-- Start of Dataset content --
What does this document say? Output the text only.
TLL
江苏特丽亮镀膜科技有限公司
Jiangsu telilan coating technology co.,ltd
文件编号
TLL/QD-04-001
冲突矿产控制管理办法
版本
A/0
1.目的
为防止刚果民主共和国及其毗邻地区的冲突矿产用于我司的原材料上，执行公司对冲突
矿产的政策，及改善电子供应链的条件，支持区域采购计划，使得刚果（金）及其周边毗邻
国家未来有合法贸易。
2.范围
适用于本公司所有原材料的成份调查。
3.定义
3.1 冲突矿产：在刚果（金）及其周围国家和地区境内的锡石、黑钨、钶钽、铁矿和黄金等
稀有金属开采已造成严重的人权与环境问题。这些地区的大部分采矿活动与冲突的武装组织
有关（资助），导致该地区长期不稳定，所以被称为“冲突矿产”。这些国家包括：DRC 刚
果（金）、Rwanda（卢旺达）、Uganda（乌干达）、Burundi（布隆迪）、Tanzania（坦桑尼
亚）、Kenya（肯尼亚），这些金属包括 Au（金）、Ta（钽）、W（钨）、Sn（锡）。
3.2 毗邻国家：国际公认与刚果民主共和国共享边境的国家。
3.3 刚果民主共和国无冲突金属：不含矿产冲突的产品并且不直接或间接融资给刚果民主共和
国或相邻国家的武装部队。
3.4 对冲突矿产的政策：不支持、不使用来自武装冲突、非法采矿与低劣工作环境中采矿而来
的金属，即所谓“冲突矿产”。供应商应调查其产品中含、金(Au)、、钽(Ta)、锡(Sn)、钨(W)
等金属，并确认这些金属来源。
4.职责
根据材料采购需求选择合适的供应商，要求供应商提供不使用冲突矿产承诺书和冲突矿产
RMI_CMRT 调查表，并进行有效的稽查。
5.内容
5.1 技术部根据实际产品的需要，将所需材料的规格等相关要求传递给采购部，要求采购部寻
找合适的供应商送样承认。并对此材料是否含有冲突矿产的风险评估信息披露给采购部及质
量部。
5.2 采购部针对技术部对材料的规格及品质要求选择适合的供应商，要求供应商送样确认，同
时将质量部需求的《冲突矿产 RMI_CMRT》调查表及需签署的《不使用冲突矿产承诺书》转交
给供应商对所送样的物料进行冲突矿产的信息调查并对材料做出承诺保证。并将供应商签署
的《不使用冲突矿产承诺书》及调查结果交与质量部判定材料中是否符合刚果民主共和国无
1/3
-- End of Dataset content --
» What is expected
Print the material verbatim, all of it.

» Written response
What does this document say? Output the text only.
TLL
江苏特丽亮镀膜科技有限公司
Jiangsu telilan coating technology co.,ltd
文件编号
TLL/QD-04-001
冲突矿产控制管理办法
版本
A/0
1.目的
为防止刚果民主共和国及其毗邻地区的冲突矿产用于我司的原材料上，执行公司对冲突
矿产的政策，及改善电子供应链的条件，支持区域采购计划，使得刚果（金）及其周边毗邻
国家未来有合法贸易。
2.范围
适用于本公司所有原材料的成份调查。
3.定义
3.1 冲突矿产：在刚果（金）及其周围国家和地区境内的锡石、黑钨、钶钽、铁矿和黄金等
稀有金属开采已造成严重的人权与环境问题。这些地区的大部分采矿活动与冲突的武装组织
有关（资助），导致该地区长期不稳定，所以被称为“冲突矿产”。这些国家包括：DRC 刚
果（金）、Rwanda（卢旺达）、Uganda（乌干达）、Burundi（布隆迪）、Tanzania（坦桑尼
亚）、Kenya（肯尼亚），这些金属包括 Au（金）、Ta（钽）、W（钨）、Sn（锡）。
3.2 毗邻国家：国际公认与刚果民主共和国共享边境的国家。
3.3 刚果民主共和国无冲突金属：不含矿产冲突的产品并且不直接或间接融资给刚果民主共和
国或相邻国家的武装部队。
3.4 对冲突矿产的政策：不支持、不使用来自武装冲突、非法采矿与低劣工作环境中采矿而来
的金属，即所谓“冲突矿产”。供应商应调查其产品中含、金(Au)、、钽(Ta)、锡(Sn)、钨(W)
等金属，并确认这些金属来源。
4.职责
根据材料采购需求选择合适的供应商，要求供应商提供不使用冲突矿产承诺书和冲突矿产
RMI_CMRT 调查表，并进行有效的稽查。
5.内容
5.1 技术部根据实际产品的需要，将所需材料的规格等相关要求传递给采购部，要求采购部寻
找合适的供应商送样承认。并对此材料是否含有冲突矿产的风险评估信息披露给采购部及质
量部。
5.2 采购部针对技术部对材料的规格及品质要求选择适合的供应商，要求供应商送样确认，同
时将质量部需求的《冲突矿产 RMI_CMRT》调查表及需签署的《不使用冲突矿产承诺书》转交
给供应商对所送样的物料进行冲突矿产的信息调查并对材料做出承诺保证。并将供应商签署
的《不使用冲突矿产承诺书》及调查结果交与质量部判定材料中是否符合刚果民主共和国无
1/3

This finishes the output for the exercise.